↓

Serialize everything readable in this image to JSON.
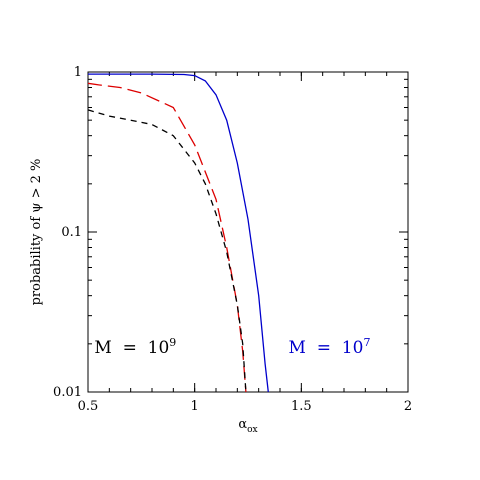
{
  "chart_data": {
    "type": "line",
    "title": "",
    "xlabel": "α",
    "xlabel_sub": "ox",
    "ylabel": "probability of ψ > 2 %",
    "xlim": [
      0.5,
      2
    ],
    "ylim": [
      0.01,
      1
    ],
    "yscale": "log",
    "grid": false,
    "x_ticks": [
      {
        "value": 0.5,
        "label": "0.5"
      },
      {
        "value": 1,
        "label": "1"
      },
      {
        "value": 1.5,
        "label": "1.5"
      },
      {
        "value": 2,
        "label": "2"
      }
    ],
    "y_ticks": [
      {
        "value": 0.01,
        "label": "0.01"
      },
      {
        "value": 0.1,
        "label": "0.1"
      },
      {
        "value": 1,
        "label": "1"
      }
    ],
    "series": [
      {
        "color": "#0000cc",
        "dash": "solid",
        "x": [
          0.5,
          0.8,
          0.95,
          1.0,
          1.05,
          1.1,
          1.15,
          1.2,
          1.25,
          1.3,
          1.33,
          1.345
        ],
        "y": [
          0.97,
          0.97,
          0.965,
          0.95,
          0.88,
          0.72,
          0.5,
          0.27,
          0.12,
          0.04,
          0.015,
          0.01
        ]
      },
      {
        "color": "#dd0000",
        "dash": "long",
        "x": [
          0.5,
          0.55,
          0.65,
          0.75,
          0.9,
          1.0,
          1.1,
          1.15,
          1.2,
          1.225,
          1.24
        ],
        "y": [
          0.85,
          0.83,
          0.8,
          0.74,
          0.6,
          0.35,
          0.16,
          0.08,
          0.035,
          0.018,
          0.01
        ]
      },
      {
        "color": "#000000",
        "dash": "short",
        "x": [
          0.5,
          0.6,
          0.7,
          0.8,
          0.9,
          1.0,
          1.05,
          1.1,
          1.15,
          1.2,
          1.225,
          1.24
        ],
        "y": [
          0.58,
          0.53,
          0.5,
          0.47,
          0.4,
          0.27,
          0.2,
          0.13,
          0.075,
          0.035,
          0.02,
          0.01
        ]
      }
    ],
    "annotations": [
      {
        "text": "M  =  10",
        "sup": "9",
        "color": "#000000",
        "x": 0.53,
        "y": 0.0175
      },
      {
        "text": "M  =  10",
        "sup": "7",
        "color": "#0000cc",
        "x": 1.44,
        "y": 0.0175
      }
    ]
  }
}
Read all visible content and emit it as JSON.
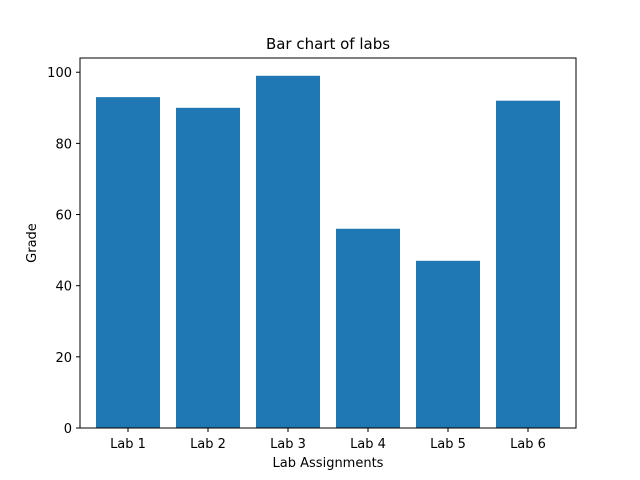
{
  "chart_data": {
    "type": "bar",
    "title": "Bar chart of labs",
    "xlabel": "Lab Assignments",
    "ylabel": "Grade",
    "categories": [
      "Lab 1",
      "Lab 2",
      "Lab 3",
      "Lab 4",
      "Lab 5",
      "Lab 6"
    ],
    "values": [
      93,
      90,
      99,
      56,
      47,
      92
    ],
    "ylim": [
      0,
      104
    ],
    "yticks": [
      0,
      20,
      40,
      60,
      80,
      100
    ],
    "grid": false,
    "bar_color": "#1f77b4"
  }
}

↑

Request -> The records above need to be given again exactly. Omit the pictures.

Exercise solution ->
Serialize everything readable in this image to JSON.
{
  "chart_data": {
    "type": "line",
    "title": "",
    "xlabel": "α",
    "xlabel_sub": "ox",
    "ylabel": "probability of ψ > 2 %",
    "xlim": [
      0.5,
      2
    ],
    "ylim": [
      0.01,
      1
    ],
    "yscale": "log",
    "grid": false,
    "x_ticks": [
      {
        "value": 0.5,
        "label": "0.5"
      },
      {
        "value": 1,
        "label": "1"
      },
      {
        "value": 1.5,
        "label": "1.5"
      },
      {
        "value": 2,
        "label": "2"
      }
    ],
    "y_ticks": [
      {
        "value": 0.01,
        "label": "0.01"
      },
      {
        "value": 0.1,
        "label": "0.1"
      },
      {
        "value": 1,
        "label": "1"
      }
    ],
    "series": [
      {
        "color": "#0000cc",
        "dash": "solid",
        "x": [
          0.5,
          0.8,
          0.95,
          1.0,
          1.05,
          1.1,
          1.15,
          1.2,
          1.25,
          1.3,
          1.33,
          1.345
        ],
        "y": [
          0.97,
          0.97,
          0.965,
          0.95,
          0.88,
          0.72,
          0.5,
          0.27,
          0.12,
          0.04,
          0.015,
          0.01
        ]
      },
      {
        "color": "#dd0000",
        "dash": "long",
        "x": [
          0.5,
          0.55,
          0.65,
          0.75,
          0.9,
          1.0,
          1.1,
          1.15,
          1.2,
          1.225,
          1.24
        ],
        "y": [
          0.85,
          0.83,
          0.8,
          0.74,
          0.6,
          0.35,
          0.16,
          0.08,
          0.035,
          0.018,
          0.01
        ]
      },
      {
        "color": "#000000",
        "dash": "short",
        "x": [
          0.5,
          0.6,
          0.7,
          0.8,
          0.9,
          1.0,
          1.05,
          1.1,
          1.15,
          1.2,
          1.225,
          1.24
        ],
        "y": [
          0.58,
          0.53,
          0.5,
          0.47,
          0.4,
          0.27,
          0.2,
          0.13,
          0.075,
          0.035,
          0.02,
          0.01
        ]
      }
    ],
    "annotations": [
      {
        "text": "M  =  10",
        "sup": "9",
        "color": "#000000",
        "x": 0.53,
        "y": 0.0175
      },
      {
        "text": "M  =  10",
        "sup": "7",
        "color": "#0000cc",
        "x": 1.44,
        "y": 0.0175
      }
    ]
  }
}
Read all visible content and emit it as JSON.
{
  "chart_data": {
    "type": "bar",
    "title": "Bar chart of labs",
    "xlabel": "Lab Assignments",
    "ylabel": "Grade",
    "categories": [
      "Lab 1",
      "Lab 2",
      "Lab 3",
      "Lab 4",
      "Lab 5",
      "Lab 6"
    ],
    "values": [
      93,
      90,
      99,
      56,
      47,
      92
    ],
    "ylim": [
      0,
      104
    ],
    "yticks": [
      0,
      20,
      40,
      60,
      80,
      100
    ],
    "grid": false,
    "bar_color": "#1f77b4"
  }
}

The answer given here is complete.